> _To be done_:
Beneath this sentence is a set of records; write each of them out exactly.

------ Data to use ------

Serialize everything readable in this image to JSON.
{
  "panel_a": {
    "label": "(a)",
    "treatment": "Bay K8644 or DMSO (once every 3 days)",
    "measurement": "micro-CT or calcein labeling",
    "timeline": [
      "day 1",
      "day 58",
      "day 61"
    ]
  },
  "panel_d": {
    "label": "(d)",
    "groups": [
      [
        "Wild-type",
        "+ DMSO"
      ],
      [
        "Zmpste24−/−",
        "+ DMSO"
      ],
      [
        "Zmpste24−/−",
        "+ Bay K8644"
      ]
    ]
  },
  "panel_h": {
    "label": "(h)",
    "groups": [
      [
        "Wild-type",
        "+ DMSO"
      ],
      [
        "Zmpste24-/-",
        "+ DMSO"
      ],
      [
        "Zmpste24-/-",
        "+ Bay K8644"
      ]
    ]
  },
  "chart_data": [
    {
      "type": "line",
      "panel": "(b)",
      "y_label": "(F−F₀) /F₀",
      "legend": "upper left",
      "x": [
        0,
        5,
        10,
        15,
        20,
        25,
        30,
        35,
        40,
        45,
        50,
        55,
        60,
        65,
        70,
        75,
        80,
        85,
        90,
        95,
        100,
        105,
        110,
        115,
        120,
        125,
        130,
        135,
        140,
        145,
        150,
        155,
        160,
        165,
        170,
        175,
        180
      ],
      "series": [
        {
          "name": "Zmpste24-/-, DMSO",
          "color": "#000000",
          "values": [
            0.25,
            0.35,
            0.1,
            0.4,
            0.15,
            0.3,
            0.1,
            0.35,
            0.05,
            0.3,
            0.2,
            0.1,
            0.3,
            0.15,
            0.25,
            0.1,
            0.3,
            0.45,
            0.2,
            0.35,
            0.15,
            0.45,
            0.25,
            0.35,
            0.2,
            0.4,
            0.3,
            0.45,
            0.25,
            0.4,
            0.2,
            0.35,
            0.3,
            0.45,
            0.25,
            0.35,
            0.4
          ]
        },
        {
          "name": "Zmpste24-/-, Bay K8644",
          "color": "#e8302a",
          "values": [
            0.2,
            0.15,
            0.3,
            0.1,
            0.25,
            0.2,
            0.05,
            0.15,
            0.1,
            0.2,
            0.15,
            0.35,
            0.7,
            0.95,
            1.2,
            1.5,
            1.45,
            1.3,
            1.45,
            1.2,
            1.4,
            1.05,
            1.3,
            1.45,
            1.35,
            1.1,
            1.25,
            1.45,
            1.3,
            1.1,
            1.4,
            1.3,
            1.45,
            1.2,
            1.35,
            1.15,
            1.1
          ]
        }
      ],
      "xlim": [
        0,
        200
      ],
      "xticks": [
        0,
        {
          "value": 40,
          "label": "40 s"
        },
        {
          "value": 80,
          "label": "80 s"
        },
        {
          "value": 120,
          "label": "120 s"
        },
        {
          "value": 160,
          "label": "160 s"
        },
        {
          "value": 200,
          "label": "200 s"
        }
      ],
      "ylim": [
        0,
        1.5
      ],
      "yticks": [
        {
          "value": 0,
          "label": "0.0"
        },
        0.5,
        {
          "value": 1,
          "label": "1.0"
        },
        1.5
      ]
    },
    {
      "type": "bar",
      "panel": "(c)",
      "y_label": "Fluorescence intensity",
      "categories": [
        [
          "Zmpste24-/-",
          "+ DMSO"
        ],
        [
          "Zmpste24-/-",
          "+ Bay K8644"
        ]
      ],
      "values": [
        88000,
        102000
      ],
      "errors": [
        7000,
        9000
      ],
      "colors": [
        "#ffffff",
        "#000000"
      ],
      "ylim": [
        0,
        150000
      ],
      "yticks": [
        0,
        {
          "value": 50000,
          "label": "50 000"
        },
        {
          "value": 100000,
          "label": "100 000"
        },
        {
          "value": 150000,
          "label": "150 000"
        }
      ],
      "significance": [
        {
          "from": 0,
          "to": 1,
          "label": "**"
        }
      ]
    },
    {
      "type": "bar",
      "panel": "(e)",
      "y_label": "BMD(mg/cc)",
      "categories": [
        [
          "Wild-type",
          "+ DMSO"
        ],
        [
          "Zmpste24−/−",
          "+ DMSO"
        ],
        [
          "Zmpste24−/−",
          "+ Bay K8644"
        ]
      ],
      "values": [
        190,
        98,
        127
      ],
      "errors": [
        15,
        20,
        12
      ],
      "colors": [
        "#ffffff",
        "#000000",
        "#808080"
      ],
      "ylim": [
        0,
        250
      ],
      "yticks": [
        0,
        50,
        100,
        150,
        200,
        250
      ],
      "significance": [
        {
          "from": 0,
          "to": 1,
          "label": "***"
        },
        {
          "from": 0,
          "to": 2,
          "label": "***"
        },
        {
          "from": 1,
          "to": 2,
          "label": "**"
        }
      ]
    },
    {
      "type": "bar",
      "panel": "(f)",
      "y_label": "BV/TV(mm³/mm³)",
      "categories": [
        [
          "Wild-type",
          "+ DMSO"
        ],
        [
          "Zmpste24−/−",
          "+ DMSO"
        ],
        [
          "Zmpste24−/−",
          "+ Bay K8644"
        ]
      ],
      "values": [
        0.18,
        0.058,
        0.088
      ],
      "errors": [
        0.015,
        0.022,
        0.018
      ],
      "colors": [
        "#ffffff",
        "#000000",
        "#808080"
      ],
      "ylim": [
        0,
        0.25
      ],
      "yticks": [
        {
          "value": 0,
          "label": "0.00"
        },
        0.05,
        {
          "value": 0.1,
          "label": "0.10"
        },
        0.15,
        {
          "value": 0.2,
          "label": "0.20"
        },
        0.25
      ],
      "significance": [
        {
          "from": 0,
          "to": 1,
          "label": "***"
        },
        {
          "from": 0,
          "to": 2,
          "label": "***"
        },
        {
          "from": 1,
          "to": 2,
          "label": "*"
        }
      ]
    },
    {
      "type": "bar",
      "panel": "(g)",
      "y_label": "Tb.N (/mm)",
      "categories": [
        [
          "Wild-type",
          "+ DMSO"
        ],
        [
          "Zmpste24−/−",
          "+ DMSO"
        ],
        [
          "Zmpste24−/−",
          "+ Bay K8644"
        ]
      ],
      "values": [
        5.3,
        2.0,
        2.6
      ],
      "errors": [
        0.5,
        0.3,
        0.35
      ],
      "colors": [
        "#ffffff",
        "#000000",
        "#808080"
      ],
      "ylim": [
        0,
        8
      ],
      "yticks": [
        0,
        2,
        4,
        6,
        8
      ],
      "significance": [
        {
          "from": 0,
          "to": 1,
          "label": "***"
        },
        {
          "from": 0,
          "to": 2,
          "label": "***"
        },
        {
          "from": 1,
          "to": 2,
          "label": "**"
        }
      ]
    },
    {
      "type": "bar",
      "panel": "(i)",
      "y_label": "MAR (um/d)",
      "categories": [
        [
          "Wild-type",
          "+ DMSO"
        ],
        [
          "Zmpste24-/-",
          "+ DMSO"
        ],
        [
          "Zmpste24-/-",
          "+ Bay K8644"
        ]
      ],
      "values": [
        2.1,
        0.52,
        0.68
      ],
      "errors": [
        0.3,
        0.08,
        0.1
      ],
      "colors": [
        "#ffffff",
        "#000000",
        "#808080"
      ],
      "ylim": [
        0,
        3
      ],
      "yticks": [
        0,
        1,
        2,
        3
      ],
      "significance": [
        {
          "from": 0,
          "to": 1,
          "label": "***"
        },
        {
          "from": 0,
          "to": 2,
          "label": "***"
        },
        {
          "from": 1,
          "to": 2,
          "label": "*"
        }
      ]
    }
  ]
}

------

> _Output for this exercise_:
Serialize everything readable in this image to JSON.
{
  "panel_a": {
    "label": "(a)",
    "treatment": "Bay K8644 or DMSO (once every 3 days)",
    "measurement": "micro-CT or calcein labeling",
    "timeline": [
      "day 1",
      "day 58",
      "day 61"
    ]
  },
  "panel_d": {
    "label": "(d)",
    "groups": [
      [
        "Wild-type",
        "+ DMSO"
      ],
      [
        "Zmpste24−/−",
        "+ DMSO"
      ],
      [
        "Zmpste24−/−",
        "+ Bay K8644"
      ]
    ]
  },
  "panel_h": {
    "label": "(h)",
    "groups": [
      [
        "Wild-type",
        "+ DMSO"
      ],
      [
        "Zmpste24-/-",
        "+ DMSO"
      ],
      [
        "Zmpste24-/-",
        "+ Bay K8644"
      ]
    ]
  },
  "chart_data": [
    {
      "type": "line",
      "panel": "(b)",
      "y_label": "(F−F₀) /F₀",
      "legend": "upper left",
      "x": [
        0,
        5,
        10,
        15,
        20,
        25,
        30,
        35,
        40,
        45,
        50,
        55,
        60,
        65,
        70,
        75,
        80,
        85,
        90,
        95,
        100,
        105,
        110,
        115,
        120,
        125,
        130,
        135,
        140,
        145,
        150,
        155,
        160,
        165,
        170,
        175,
        180
      ],
      "series": [
        {
          "name": "Zmpste24-/-, DMSO",
          "color": "#000000",
          "values": [
            0.25,
            0.35,
            0.1,
            0.4,
            0.15,
            0.3,
            0.1,
            0.35,
            0.05,
            0.3,
            0.2,
            0.1,
            0.3,
            0.15,
            0.25,
            0.1,
            0.3,
            0.45,
            0.2,
            0.35,
            0.15,
            0.45,
            0.25,
            0.35,
            0.2,
            0.4,
            0.3,
            0.45,
            0.25,
            0.4,
            0.2,
            0.35,
            0.3,
            0.45,
            0.25,
            0.35,
            0.4
          ]
        },
        {
          "name": "Zmpste24-/-, Bay K8644",
          "color": "#e8302a",
          "values": [
            0.2,
            0.15,
            0.3,
            0.1,
            0.25,
            0.2,
            0.05,
            0.15,
            0.1,
            0.2,
            0.15,
            0.35,
            0.7,
            0.95,
            1.2,
            1.5,
            1.45,
            1.3,
            1.45,
            1.2,
            1.4,
            1.05,
            1.3,
            1.45,
            1.35,
            1.1,
            1.25,
            1.45,
            1.3,
            1.1,
            1.4,
            1.3,
            1.45,
            1.2,
            1.35,
            1.15,
            1.1
          ]
        }
      ],
      "xlim": [
        0,
        200
      ],
      "xticks": [
        0,
        {
          "value": 40,
          "label": "40 s"
        },
        {
          "value": 80,
          "label": "80 s"
        },
        {
          "value": 120,
          "label": "120 s"
        },
        {
          "value": 160,
          "label": "160 s"
        },
        {
          "value": 200,
          "label": "200 s"
        }
      ],
      "ylim": [
        0,
        1.5
      ],
      "yticks": [
        {
          "value": 0,
          "label": "0.0"
        },
        0.5,
        {
          "value": 1,
          "label": "1.0"
        },
        1.5
      ]
    },
    {
      "type": "bar",
      "panel": "(c)",
      "y_label": "Fluorescence intensity",
      "categories": [
        [
          "Zmpste24-/-",
          "+ DMSO"
        ],
        [
          "Zmpste24-/-",
          "+ Bay K8644"
        ]
      ],
      "values": [
        88000,
        102000
      ],
      "errors": [
        7000,
        9000
      ],
      "colors": [
        "#ffffff",
        "#000000"
      ],
      "ylim": [
        0,
        150000
      ],
      "yticks": [
        0,
        {
          "value": 50000,
          "label": "50 000"
        },
        {
          "value": 100000,
          "label": "100 000"
        },
        {
          "value": 150000,
          "label": "150 000"
        }
      ],
      "significance": [
        {
          "from": 0,
          "to": 1,
          "label": "**"
        }
      ]
    },
    {
      "type": "bar",
      "panel": "(e)",
      "y_label": "BMD(mg/cc)",
      "categories": [
        [
          "Wild-type",
          "+ DMSO"
        ],
        [
          "Zmpste24−/−",
          "+ DMSO"
        ],
        [
          "Zmpste24−/−",
          "+ Bay K8644"
        ]
      ],
      "values": [
        190,
        98,
        127
      ],
      "errors": [
        15,
        20,
        12
      ],
      "colors": [
        "#ffffff",
        "#000000",
        "#808080"
      ],
      "ylim": [
        0,
        250
      ],
      "yticks": [
        0,
        50,
        100,
        150,
        200,
        250
      ],
      "significance": [
        {
          "from": 0,
          "to": 1,
          "label": "***"
        },
        {
          "from": 0,
          "to": 2,
          "label": "***"
        },
        {
          "from": 1,
          "to": 2,
          "label": "**"
        }
      ]
    },
    {
      "type": "bar",
      "panel": "(f)",
      "y_label": "BV/TV(mm³/mm³)",
      "categories": [
        [
          "Wild-type",
          "+ DMSO"
        ],
        [
          "Zmpste24−/−",
          "+ DMSO"
        ],
        [
          "Zmpste24−/−",
          "+ Bay K8644"
        ]
      ],
      "values": [
        0.18,
        0.058,
        0.088
      ],
      "errors": [
        0.015,
        0.022,
        0.018
      ],
      "colors": [
        "#ffffff",
        "#000000",
        "#808080"
      ],
      "ylim": [
        0,
        0.25
      ],
      "yticks": [
        {
          "value": 0,
          "label": "0.00"
        },
        0.05,
        {
          "value": 0.1,
          "label": "0.10"
        },
        0.15,
        {
          "value": 0.2,
          "label": "0.20"
        },
        0.25
      ],
      "significance": [
        {
          "from": 0,
          "to": 1,
          "label": "***"
        },
        {
          "from": 0,
          "to": 2,
          "label": "***"
        },
        {
          "from": 1,
          "to": 2,
          "label": "*"
        }
      ]
    },
    {
      "type": "bar",
      "panel": "(g)",
      "y_label": "Tb.N (/mm)",
      "categories": [
        [
          "Wild-type",
          "+ DMSO"
        ],
        [
          "Zmpste24−/−",
          "+ DMSO"
        ],
        [
          "Zmpste24−/−",
          "+ Bay K8644"
        ]
      ],
      "values": [
        5.3,
        2.0,
        2.6
      ],
      "errors": [
        0.5,
        0.3,
        0.35
      ],
      "colors": [
        "#ffffff",
        "#000000",
        "#808080"
      ],
      "ylim": [
        0,
        8
      ],
      "yticks": [
        0,
        2,
        4,
        6,
        8
      ],
      "significance": [
        {
          "from": 0,
          "to": 1,
          "label": "***"
        },
        {
          "from": 0,
          "to": 2,
          "label": "***"
        },
        {
          "from": 1,
          "to": 2,
          "label": "**"
        }
      ]
    },
    {
      "type": "bar",
      "panel": "(i)",
      "y_label": "MAR (um/d)",
      "categories": [
        [
          "Wild-type",
          "+ DMSO"
        ],
        [
          "Zmpste24-/-",
          "+ DMSO"
        ],
        [
          "Zmpste24-/-",
          "+ Bay K8644"
        ]
      ],
      "values": [
        2.1,
        0.52,
        0.68
      ],
      "errors": [
        0.3,
        0.08,
        0.1
      ],
      "colors": [
        "#ffffff",
        "#000000",
        "#808080"
      ],
      "ylim": [
        0,
        3
      ],
      "yticks": [
        0,
        1,
        2,
        3
      ],
      "significance": [
        {
          "from": 0,
          "to": 1,
          "label": "***"
        },
        {
          "from": 0,
          "to": 2,
          "label": "***"
        },
        {
          "from": 1,
          "to": 2,
          "label": "*"
        }
      ]
    }
  ]
}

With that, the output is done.